Task data:
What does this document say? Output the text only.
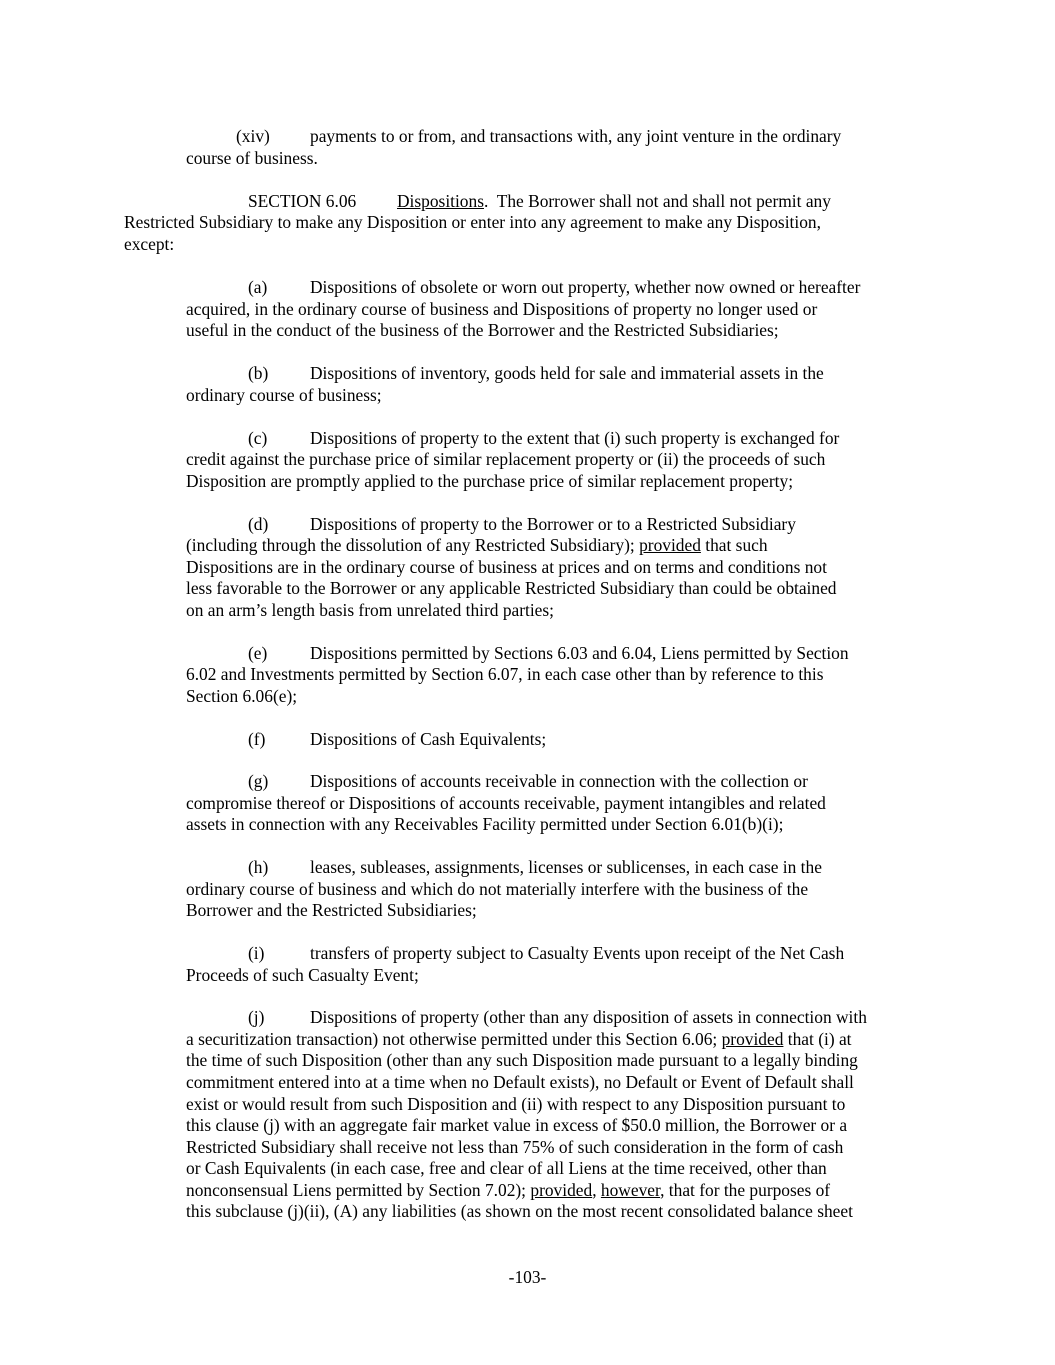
(xiv) payments to or from, and transactions with, any joint venture in the ordinary
course of business.
SECTION 6.06 Dispositions.  The Borrower shall not and shall not permit any
Restricted Subsidiary to make any Disposition or enter into any agreement to make any Disposition,
except:
(a) Dispositions of obsolete or worn out property, whether now owned or hereafter
acquired, in the ordinary course of business and Dispositions of property no longer used or
useful in the conduct of the business of the Borrower and the Restricted Subsidiaries;
(b) Dispositions of inventory, goods held for sale and immaterial assets in the
ordinary course of business;
(c) Dispositions of property to the extent that (i) such property is exchanged for
credit against the purchase price of similar replacement property or (ii) the proceeds of such
Disposition are promptly applied to the purchase price of similar replacement property;
(d) Dispositions of property to the Borrower or to a Restricted Subsidiary
(including through the dissolution of any Restricted Subsidiary); provided that such
Dispositions are in the ordinary course of business at prices and on terms and conditions not
less favorable to the Borrower or any applicable Restricted Subsidiary than could be obtained
on an arm’s length basis from unrelated third parties;
(e) Dispositions permitted by Sections 6.03 and 6.04, Liens permitted by Section
6.02 and Investments permitted by Section 6.07, in each case other than by reference to this
Section 6.06(e);
(f)	Dispositions of Cash Equivalents;
(g) Dispositions of accounts receivable in connection with the collection or
compromise thereof or Dispositions of accounts receivable, payment intangibles and related
assets in connection with any Receivables Facility permitted under Section 6.01(b)(i);
(h) leases, subleases, assignments, licenses or sublicenses, in each case in the
ordinary course of business and which do not materially interfere with the business of the
Borrower and the Restricted Subsidiaries;
(i)	transfers of property subject to Casualty Events upon receipt of the Net Cash
Proceeds of such Casualty Event;
(j)	Dispositions of property (other than any disposition of assets in connection with
a securitization transaction) not otherwise permitted under this Section 6.06; provided that (i) at
the time of such Disposition (other than any such Disposition made pursuant to a legally binding
commitment entered into at a time when no Default exists), no Default or Event of Default shall
exist or would result from such Disposition and (ii) with respect to any Disposition pursuant to
this clause (j) with an aggregate fair market value in excess of $50.0 million, the Borrower or a
Restricted Subsidiary shall receive not less than 75% of such consideration in the form of cash
or Cash Equivalents (in each case, free and clear of all Liens at the time received, other than
nonconsensual Liens permitted by Section 7.02); provided, however, that for the purposes of
this subclause (j)(ii), (A) any liabilities (as shown on the most recent consolidated balance sheet
-103-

The request:
Where a line holds the string "Liens", copy that line.

Solved problem:
(e) Dispositions permitted by Sections 6.03 and 6.04, Liens permitted by Section
or Cash Equivalents (in each case, free and clear of all Liens at the time received, other than
nonconsensual Liens permitted by Section 7.02); provided, however, that for the purposes of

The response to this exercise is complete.